» Given problem
Type out every line below exactly as it reads.

+++ Data shown

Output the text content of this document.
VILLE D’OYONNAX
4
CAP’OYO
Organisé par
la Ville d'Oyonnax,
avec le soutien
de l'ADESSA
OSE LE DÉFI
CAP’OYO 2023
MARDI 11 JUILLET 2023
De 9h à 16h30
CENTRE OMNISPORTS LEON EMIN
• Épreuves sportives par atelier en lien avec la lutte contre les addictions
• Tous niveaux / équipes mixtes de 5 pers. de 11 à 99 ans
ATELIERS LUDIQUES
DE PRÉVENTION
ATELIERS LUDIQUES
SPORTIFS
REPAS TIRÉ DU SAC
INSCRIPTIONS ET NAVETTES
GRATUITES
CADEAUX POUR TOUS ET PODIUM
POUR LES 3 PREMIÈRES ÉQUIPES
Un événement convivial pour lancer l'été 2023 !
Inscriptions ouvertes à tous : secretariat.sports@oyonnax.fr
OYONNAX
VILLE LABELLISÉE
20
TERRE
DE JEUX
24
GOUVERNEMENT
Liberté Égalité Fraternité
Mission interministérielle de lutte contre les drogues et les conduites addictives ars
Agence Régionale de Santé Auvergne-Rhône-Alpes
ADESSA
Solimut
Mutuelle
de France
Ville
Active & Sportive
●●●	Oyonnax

++++++

» Exercise response
Output the text content of this document.
VILLE D’OYONNAX
4
CAP’OYO
Organisé par
la Ville d'Oyonnax,
avec le soutien
de l'ADESSA
OSE LE DÉFI
CAP’OYO 2023
MARDI 11 JUILLET 2023
De 9h à 16h30
CENTRE OMNISPORTS LEON EMIN
• Épreuves sportives par atelier en lien avec la lutte contre les addictions
• Tous niveaux / équipes mixtes de 5 pers. de 11 à 99 ans
ATELIERS LUDIQUES
DE PRÉVENTION
ATELIERS LUDIQUES
SPORTIFS
REPAS TIRÉ DU SAC
INSCRIPTIONS ET NAVETTES
GRATUITES
CADEAUX POUR TOUS ET PODIUM
POUR LES 3 PREMIÈRES ÉQUIPES
Un événement convivial pour lancer l'été 2023 !
Inscriptions ouvertes à tous : secretariat.sports@oyonnax.fr
OYONNAX
VILLE LABELLISÉE
20
TERRE
DE JEUX
24
GOUVERNEMENT
Liberté Égalité Fraternité
Mission interministérielle de lutte contre les drogues et les conduites addictives ars
Agence Régionale de Santé Auvergne-Rhône-Alpes
ADESSA
Solimut
Mutuelle
de France
Ville
Active & Sportive
●●●	Oyonnax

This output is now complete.